- _Records for this exercise_:

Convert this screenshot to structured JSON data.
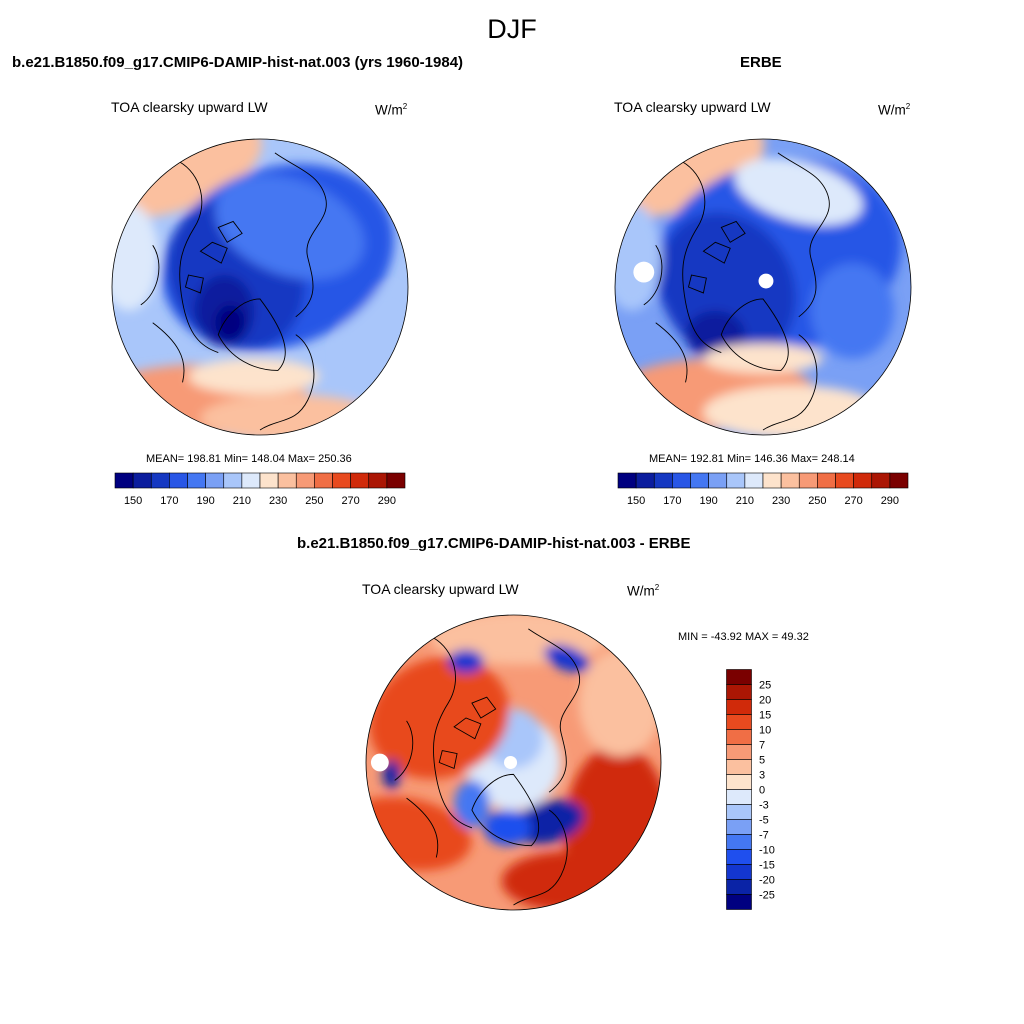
{
  "season": "DJF",
  "colors": {
    "ramp": [
      "#000080",
      "#0b1d9e",
      "#1538c2",
      "#2856e6",
      "#4477f2",
      "#7aa0f5",
      "#a9c6fa",
      "#dde9fb",
      "#fde3cc",
      "#fbc09f",
      "#f79a76",
      "#f06e45",
      "#e84a1f",
      "#d02a0a",
      "#ab1604",
      "#7a0000"
    ],
    "diff_ramp": [
      "#000080",
      "#0a23a6",
      "#1336cf",
      "#1f4fee",
      "#4477f2",
      "#7aa0f5",
      "#a9c6fa",
      "#dde9fb",
      "#fde3cc",
      "#fbc09f",
      "#f79a76",
      "#f06e45",
      "#e84a1f",
      "#d02a0a",
      "#ab1604",
      "#7a0000"
    ]
  },
  "panels": [
    {
      "title": "b.e21.B1850.f09_g17.CMIP6-DAMIP-hist-nat.003 (yrs 1960-1984)",
      "field": "TOA clearsky upward LW",
      "units": "W/m",
      "units_sup": "2",
      "stats": "MEAN= 198.81  Min= 148.04  Max= 250.36"
    },
    {
      "title": "ERBE",
      "field": "TOA clearsky upward LW",
      "units": "W/m",
      "units_sup": "2",
      "stats": "MEAN= 192.81  Min= 146.36  Max= 248.14"
    },
    {
      "title": "b.e21.B1850.f09_g17.CMIP6-DAMIP-hist-nat.003 - ERBE",
      "field": "TOA clearsky upward LW",
      "units": "W/m",
      "units_sup": "2",
      "stats": "MIN = -43.92 MAX =  49.32"
    }
  ],
  "chart_data": [
    {
      "type": "heatmap",
      "projection": "north polar stereographic",
      "title": "b.e21.B1850.f09_g17.CMIP6-DAMIP-hist-nat.003 (yrs 1960-1984)",
      "variable": "TOA clearsky upward LW",
      "units": "W/m2",
      "mean": 198.81,
      "min": 148.04,
      "max": 250.36,
      "colorbar": {
        "orientation": "horizontal",
        "levels": [
          150,
          160,
          170,
          180,
          190,
          200,
          210,
          220,
          230,
          240,
          250,
          260,
          270,
          280,
          290
        ],
        "tick_labels": [
          "150",
          "170",
          "190",
          "210",
          "230",
          "250",
          "270",
          "290"
        ]
      }
    },
    {
      "type": "heatmap",
      "projection": "north polar stereographic",
      "title": "ERBE",
      "variable": "TOA clearsky upward LW",
      "units": "W/m2",
      "mean": 192.81,
      "min": 146.36,
      "max": 248.14,
      "colorbar": {
        "orientation": "horizontal",
        "levels": [
          150,
          160,
          170,
          180,
          190,
          200,
          210,
          220,
          230,
          240,
          250,
          260,
          270,
          280,
          290
        ],
        "tick_labels": [
          "150",
          "170",
          "190",
          "210",
          "230",
          "250",
          "270",
          "290"
        ]
      }
    },
    {
      "type": "heatmap",
      "projection": "north polar stereographic",
      "title": "b.e21.B1850.f09_g17.CMIP6-DAMIP-hist-nat.003 - ERBE",
      "variable": "TOA clearsky upward LW",
      "units": "W/m2",
      "min": -43.92,
      "max": 49.32,
      "colorbar": {
        "orientation": "vertical",
        "levels": [
          -25,
          -20,
          -15,
          -10,
          -7,
          -5,
          -3,
          0,
          3,
          5,
          7,
          10,
          15,
          20,
          25
        ],
        "tick_labels": [
          "25",
          "20",
          "15",
          "10",
          "7",
          "5",
          "3",
          "0",
          "-3",
          "-5",
          "-7",
          "-10",
          "-15",
          "-20",
          "-25"
        ]
      }
    }
  ]
}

- _Directive_: Find the word "stats" in the material, then list each line that holds it.

- _Answer to this problem_:
      "stats": "MEAN= 198.81  Min= 148.04  Max= 250.36"
      "stats": "MEAN= 192.81  Min= 146.36  Max= 248.14"
      "stats": "MIN = -43.92 MAX =  49.32"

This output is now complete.